# Work to do:
Copy the data exactly as it appears, and do not include any pictures.

Lines of data
>>>>
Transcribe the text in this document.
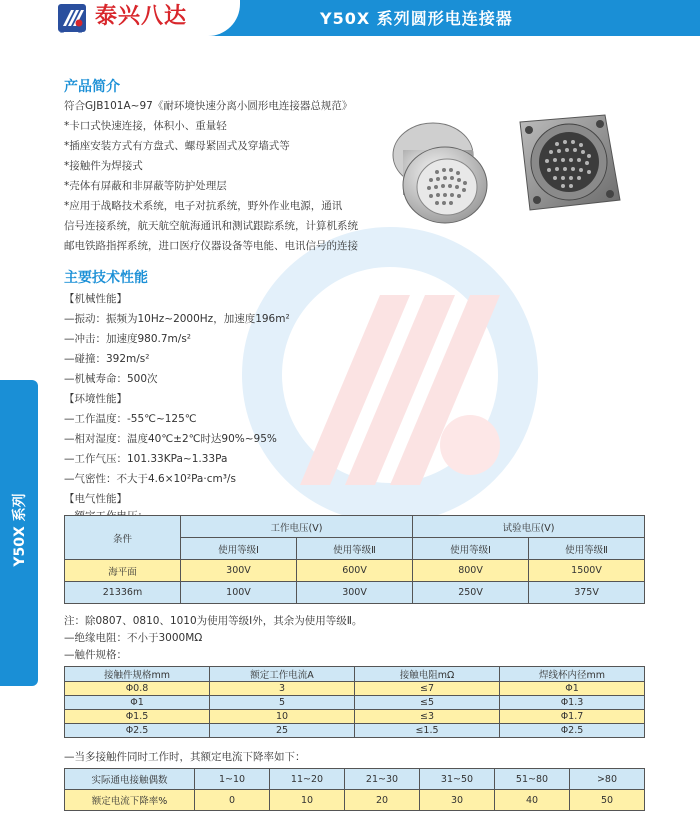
泰兴八达
B D
Y50X 系列圆形电连接器
Y50X 系列
产品简介
符合GJB101A~97《耐环境快速分离小圆形电连接器总规范》
*卡口式快速连接，体积小、重量轻
*插座安装方式有方盘式、螺母紧固式及穿墙式等
*接触件为焊接式
*壳体有屏蔽和非屏蔽等防护处理层
*应用于战略技术系统，电子对抗系统，野外作业电源，通讯
信号连接系统，航天航空航海通讯和测试跟踪系统，计算机系统
邮电铁路指挥系统，进口医疗仪器设备等电能、电讯信号的连接
主要技术性能
【机械性能】
—振动：振频为10Hz~2000Hz，加速度196m²
—冲击：加速度980.7m/s²
—碰撞：392m/s²
—机械寿命：500次
【环境性能】
—工作温度：-55℃~125℃
—相对湿度：温度40℃±2℃时达90%~95%
—工作气压：101.33KPa~1.33Pa
—气密性：不大于4.6×10²Pa·cm³/s
【电气性能】
—额定工作电压：
条件	工作电压(V)		试验电压(V)	
	使用等级Ⅰ	使用等级Ⅱ	使用等级Ⅰ	使用等级Ⅱ
海平面	300V	600V	800V	1500V
21336m	100V	300V	250V	375V
注：除0807、0810、1010为使用等级Ⅰ外，其余为使用等级Ⅱ。
—绝缘电阻：不小于3000MΩ
—触件规格：
接触件规格mm	额定工作电流A	接触电阻mΩ	焊线杯内径mm
Φ0.8	3	≤7	Φ1
Φ1	5	≤5	Φ1.3
Φ1.5	10	≤3	Φ1.7
Φ2.5	25	≤1.5	Φ2.5
—当多接触件同时工作时，其额定电流下降率如下：
实际通电接触偶数	1~10	11~20	21~30	31~50	51~80	>80
额定电流下降率%	0	10	20	30	40	50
<<<<
# Final result:
Transcribe the text in this document.
泰兴八达
B D
Y50X 系列圆形电连接器
Y50X 系列
产品简介
符合GJB101A~97《耐环境快速分离小圆形电连接器总规范》
*卡口式快速连接，体积小、重量轻
*插座安装方式有方盘式、螺母紧固式及穿墙式等
*接触件为焊接式
*壳体有屏蔽和非屏蔽等防护处理层
*应用于战略技术系统，电子对抗系统，野外作业电源，通讯
信号连接系统，航天航空航海通讯和测试跟踪系统，计算机系统
邮电铁路指挥系统，进口医疗仪器设备等电能、电讯信号的连接
主要技术性能
【机械性能】
—振动：振频为10Hz~2000Hz，加速度196m²
—冲击：加速度980.7m/s²
—碰撞：392m/s²
—机械寿命：500次
【环境性能】
—工作温度：-55℃~125℃
—相对湿度：温度40℃±2℃时达90%~95%
—工作气压：101.33KPa~1.33Pa
—气密性：不大于4.6×10²Pa·cm³/s
【电气性能】
—额定工作电压：
条件	工作电压(V)		试验电压(V)	
	使用等级Ⅰ	使用等级Ⅱ	使用等级Ⅰ	使用等级Ⅱ
海平面	300V	600V	800V	1500V
21336m	100V	300V	250V	375V
注：除0807、0810、1010为使用等级Ⅰ外，其余为使用等级Ⅱ。
—绝缘电阻：不小于3000MΩ
—触件规格：
接触件规格mm	额定工作电流A	接触电阻mΩ	焊线杯内径mm
Φ0.8	3	≤7	Φ1
Φ1	5	≤5	Φ1.3
Φ1.5	10	≤3	Φ1.7
Φ2.5	25	≤1.5	Φ2.5
—当多接触件同时工作时，其额定电流下降率如下：
实际通电接触偶数	1~10	11~20	21~30	31~50	51~80	>80
额定电流下降率%	0	10	20	30	40	50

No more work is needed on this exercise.